* TASK TO COMPLETE:
Copy all the material below, exactly as it stands.
---
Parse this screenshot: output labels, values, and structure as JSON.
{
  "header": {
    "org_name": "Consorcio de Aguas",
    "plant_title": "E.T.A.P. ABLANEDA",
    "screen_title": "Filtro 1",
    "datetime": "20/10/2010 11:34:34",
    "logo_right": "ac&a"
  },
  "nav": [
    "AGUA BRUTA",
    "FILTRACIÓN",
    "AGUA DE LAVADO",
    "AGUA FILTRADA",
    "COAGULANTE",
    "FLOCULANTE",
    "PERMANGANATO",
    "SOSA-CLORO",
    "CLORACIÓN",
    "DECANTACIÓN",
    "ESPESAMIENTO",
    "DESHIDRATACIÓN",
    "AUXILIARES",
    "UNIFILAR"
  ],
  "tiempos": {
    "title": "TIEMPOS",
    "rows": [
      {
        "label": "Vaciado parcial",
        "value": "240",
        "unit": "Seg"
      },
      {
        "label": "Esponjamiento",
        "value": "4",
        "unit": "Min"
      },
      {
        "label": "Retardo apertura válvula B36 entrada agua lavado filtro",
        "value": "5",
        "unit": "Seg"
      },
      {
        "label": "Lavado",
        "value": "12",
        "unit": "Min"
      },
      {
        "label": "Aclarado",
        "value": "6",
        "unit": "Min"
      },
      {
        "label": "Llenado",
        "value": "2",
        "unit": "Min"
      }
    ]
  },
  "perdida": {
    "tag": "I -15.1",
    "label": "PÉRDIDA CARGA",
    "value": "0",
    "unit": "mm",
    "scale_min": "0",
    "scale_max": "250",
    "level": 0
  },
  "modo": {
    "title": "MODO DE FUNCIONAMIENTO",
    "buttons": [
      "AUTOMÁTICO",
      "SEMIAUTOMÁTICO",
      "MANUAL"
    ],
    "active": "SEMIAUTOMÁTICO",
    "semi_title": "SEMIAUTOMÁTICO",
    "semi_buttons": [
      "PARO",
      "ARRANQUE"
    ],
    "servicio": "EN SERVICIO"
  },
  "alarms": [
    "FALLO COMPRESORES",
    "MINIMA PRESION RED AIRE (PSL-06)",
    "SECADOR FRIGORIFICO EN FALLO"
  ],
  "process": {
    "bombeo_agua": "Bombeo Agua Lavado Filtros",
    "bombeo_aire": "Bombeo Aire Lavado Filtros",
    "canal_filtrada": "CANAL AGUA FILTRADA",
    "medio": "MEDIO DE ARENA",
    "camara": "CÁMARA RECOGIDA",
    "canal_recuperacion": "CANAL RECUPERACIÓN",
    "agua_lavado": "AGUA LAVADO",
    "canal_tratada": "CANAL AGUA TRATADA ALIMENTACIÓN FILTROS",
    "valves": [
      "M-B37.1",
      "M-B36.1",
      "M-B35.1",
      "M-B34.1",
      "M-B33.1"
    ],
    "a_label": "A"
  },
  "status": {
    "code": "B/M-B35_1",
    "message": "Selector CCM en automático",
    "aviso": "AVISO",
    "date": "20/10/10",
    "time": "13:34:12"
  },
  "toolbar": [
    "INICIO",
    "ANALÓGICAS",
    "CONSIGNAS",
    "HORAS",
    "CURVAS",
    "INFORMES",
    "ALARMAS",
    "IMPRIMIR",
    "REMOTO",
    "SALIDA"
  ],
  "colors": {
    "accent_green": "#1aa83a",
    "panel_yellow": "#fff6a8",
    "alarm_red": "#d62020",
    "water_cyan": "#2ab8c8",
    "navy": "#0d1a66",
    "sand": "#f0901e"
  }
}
---
* OUTPUT OF THE TASK:
Parse this screenshot: output labels, values, and structure as JSON.
{
  "header": {
    "org_name": "Consorcio de Aguas",
    "plant_title": "E.T.A.P. ABLANEDA",
    "screen_title": "Filtro 1",
    "datetime": "20/10/2010 11:34:34",
    "logo_right": "ac&a"
  },
  "nav": [
    "AGUA BRUTA",
    "FILTRACIÓN",
    "AGUA DE LAVADO",
    "AGUA FILTRADA",
    "COAGULANTE",
    "FLOCULANTE",
    "PERMANGANATO",
    "SOSA-CLORO",
    "CLORACIÓN",
    "DECANTACIÓN",
    "ESPESAMIENTO",
    "DESHIDRATACIÓN",
    "AUXILIARES",
    "UNIFILAR"
  ],
  "tiempos": {
    "title": "TIEMPOS",
    "rows": [
      {
        "label": "Vaciado parcial",
        "value": "240",
        "unit": "Seg"
      },
      {
        "label": "Esponjamiento",
        "value": "4",
        "unit": "Min"
      },
      {
        "label": "Retardo apertura válvula B36 entrada agua lavado filtro",
        "value": "5",
        "unit": "Seg"
      },
      {
        "label": "Lavado",
        "value": "12",
        "unit": "Min"
      },
      {
        "label": "Aclarado",
        "value": "6",
        "unit": "Min"
      },
      {
        "label": "Llenado",
        "value": "2",
        "unit": "Min"
      }
    ]
  },
  "perdida": {
    "tag": "I -15.1",
    "label": "PÉRDIDA CARGA",
    "value": "0",
    "unit": "mm",
    "scale_min": "0",
    "scale_max": "250",
    "level": 0
  },
  "modo": {
    "title": "MODO DE FUNCIONAMIENTO",
    "buttons": [
      "AUTOMÁTICO",
      "SEMIAUTOMÁTICO",
      "MANUAL"
    ],
    "active": "SEMIAUTOMÁTICO",
    "semi_title": "SEMIAUTOMÁTICO",
    "semi_buttons": [
      "PARO",
      "ARRANQUE"
    ],
    "servicio": "EN SERVICIO"
  },
  "alarms": [
    "FALLO COMPRESORES",
    "MINIMA PRESION RED AIRE (PSL-06)",
    "SECADOR FRIGORIFICO EN FALLO"
  ],
  "process": {
    "bombeo_agua": "Bombeo Agua Lavado Filtros",
    "bombeo_aire": "Bombeo Aire Lavado Filtros",
    "canal_filtrada": "CANAL AGUA FILTRADA",
    "medio": "MEDIO DE ARENA",
    "camara": "CÁMARA RECOGIDA",
    "canal_recuperacion": "CANAL RECUPERACIÓN",
    "agua_lavado": "AGUA LAVADO",
    "canal_tratada": "CANAL AGUA TRATADA ALIMENTACIÓN FILTROS",
    "valves": [
      "M-B37.1",
      "M-B36.1",
      "M-B35.1",
      "M-B34.1",
      "M-B33.1"
    ],
    "a_label": "A"
  },
  "status": {
    "code": "B/M-B35_1",
    "message": "Selector CCM en automático",
    "aviso": "AVISO",
    "date": "20/10/10",
    "time": "13:34:12"
  },
  "toolbar": [
    "INICIO",
    "ANALÓGICAS",
    "CONSIGNAS",
    "HORAS",
    "CURVAS",
    "INFORMES",
    "ALARMAS",
    "IMPRIMIR",
    "REMOTO",
    "SALIDA"
  ],
  "colors": {
    "accent_green": "#1aa83a",
    "panel_yellow": "#fff6a8",
    "alarm_red": "#d62020",
    "water_cyan": "#2ab8c8",
    "navy": "#0d1a66",
    "sand": "#f0901e"
  }
}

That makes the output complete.